◆ **Exercise**
Look through the lines below and extract each one that contains "РАСПОЛОЖЕНИЯ".

Part of a data file:
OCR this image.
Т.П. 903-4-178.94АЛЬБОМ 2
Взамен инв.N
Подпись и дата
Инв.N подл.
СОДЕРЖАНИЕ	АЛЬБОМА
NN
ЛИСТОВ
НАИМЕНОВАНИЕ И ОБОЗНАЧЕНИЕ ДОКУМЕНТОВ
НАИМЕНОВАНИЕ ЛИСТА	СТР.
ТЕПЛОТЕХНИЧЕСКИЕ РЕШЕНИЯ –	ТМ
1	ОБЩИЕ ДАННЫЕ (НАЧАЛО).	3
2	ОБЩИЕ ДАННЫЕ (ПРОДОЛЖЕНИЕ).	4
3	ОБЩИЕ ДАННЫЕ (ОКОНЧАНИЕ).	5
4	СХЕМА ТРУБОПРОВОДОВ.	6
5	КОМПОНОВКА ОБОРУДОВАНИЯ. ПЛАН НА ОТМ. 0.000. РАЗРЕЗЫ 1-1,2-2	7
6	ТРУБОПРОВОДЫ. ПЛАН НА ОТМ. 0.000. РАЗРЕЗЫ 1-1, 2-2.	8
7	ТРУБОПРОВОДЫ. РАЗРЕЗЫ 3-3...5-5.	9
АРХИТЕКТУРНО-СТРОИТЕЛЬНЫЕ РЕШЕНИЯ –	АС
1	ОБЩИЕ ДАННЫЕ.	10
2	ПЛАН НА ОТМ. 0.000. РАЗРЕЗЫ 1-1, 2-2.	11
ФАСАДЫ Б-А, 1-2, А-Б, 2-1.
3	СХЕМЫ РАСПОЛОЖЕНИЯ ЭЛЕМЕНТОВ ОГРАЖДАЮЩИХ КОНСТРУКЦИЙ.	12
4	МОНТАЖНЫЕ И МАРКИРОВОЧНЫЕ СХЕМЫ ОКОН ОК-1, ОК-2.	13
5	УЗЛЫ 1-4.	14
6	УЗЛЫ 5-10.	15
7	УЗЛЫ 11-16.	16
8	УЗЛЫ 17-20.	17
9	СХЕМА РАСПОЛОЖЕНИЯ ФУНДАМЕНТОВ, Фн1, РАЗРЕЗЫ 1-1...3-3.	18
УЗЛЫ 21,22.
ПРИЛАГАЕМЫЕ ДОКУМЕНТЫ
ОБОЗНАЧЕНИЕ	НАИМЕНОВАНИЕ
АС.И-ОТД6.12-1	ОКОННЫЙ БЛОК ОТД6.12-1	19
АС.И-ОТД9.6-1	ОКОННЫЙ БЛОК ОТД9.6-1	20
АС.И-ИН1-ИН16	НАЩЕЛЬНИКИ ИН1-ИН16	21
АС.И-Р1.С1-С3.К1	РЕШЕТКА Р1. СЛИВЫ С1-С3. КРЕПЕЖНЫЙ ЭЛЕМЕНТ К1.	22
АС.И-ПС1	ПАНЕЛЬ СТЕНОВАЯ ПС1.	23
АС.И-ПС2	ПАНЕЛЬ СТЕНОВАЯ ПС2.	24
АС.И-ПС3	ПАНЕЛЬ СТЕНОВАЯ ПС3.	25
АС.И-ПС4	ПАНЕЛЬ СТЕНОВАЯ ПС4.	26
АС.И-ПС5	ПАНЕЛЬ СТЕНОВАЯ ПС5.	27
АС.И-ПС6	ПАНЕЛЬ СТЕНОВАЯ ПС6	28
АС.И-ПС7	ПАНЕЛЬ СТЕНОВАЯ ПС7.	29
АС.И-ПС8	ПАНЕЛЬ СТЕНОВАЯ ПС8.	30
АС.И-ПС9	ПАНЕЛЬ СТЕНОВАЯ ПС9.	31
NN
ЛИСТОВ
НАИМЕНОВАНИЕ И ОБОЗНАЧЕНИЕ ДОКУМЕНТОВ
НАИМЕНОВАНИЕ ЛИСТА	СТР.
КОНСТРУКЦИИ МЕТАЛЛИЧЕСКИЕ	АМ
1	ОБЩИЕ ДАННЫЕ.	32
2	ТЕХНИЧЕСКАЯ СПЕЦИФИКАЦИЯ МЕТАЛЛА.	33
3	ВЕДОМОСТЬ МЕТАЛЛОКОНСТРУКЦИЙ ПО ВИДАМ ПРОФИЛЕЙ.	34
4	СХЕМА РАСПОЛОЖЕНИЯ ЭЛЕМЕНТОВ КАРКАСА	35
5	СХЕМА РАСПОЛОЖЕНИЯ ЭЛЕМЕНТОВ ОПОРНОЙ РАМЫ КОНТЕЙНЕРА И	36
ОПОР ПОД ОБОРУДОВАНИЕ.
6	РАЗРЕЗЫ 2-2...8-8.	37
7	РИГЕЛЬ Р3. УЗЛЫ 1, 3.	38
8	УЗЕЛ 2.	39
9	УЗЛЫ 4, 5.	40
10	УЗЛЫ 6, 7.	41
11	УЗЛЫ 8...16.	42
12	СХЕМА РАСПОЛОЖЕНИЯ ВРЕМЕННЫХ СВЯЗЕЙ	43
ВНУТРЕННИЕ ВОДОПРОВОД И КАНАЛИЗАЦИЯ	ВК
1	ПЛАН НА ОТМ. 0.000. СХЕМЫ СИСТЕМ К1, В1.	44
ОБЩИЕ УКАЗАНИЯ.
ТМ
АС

◆ **Solution to the problem**
3	СХЕМЫ РАСПОЛОЖЕНИЯ ЭЛЕМЕНТОВ ОГРАЖДАЮЩИХ КОНСТРУКЦИЙ.	12
9	СХЕМА РАСПОЛОЖЕНИЯ ФУНДАМЕНТОВ, Фн1, РАЗРЕЗЫ 1-1...3-3.	18
4	СХЕМА РАСПОЛОЖЕНИЯ ЭЛЕМЕНТОВ КАРКАСА	35
5	СХЕМА РАСПОЛОЖЕНИЯ ЭЛЕМЕНТОВ ОПОРНОЙ РАМЫ КОНТЕЙНЕРА И	36
12	СХЕМА РАСПОЛОЖЕНИЯ ВРЕМЕННЫХ СВЯЗЕЙ	43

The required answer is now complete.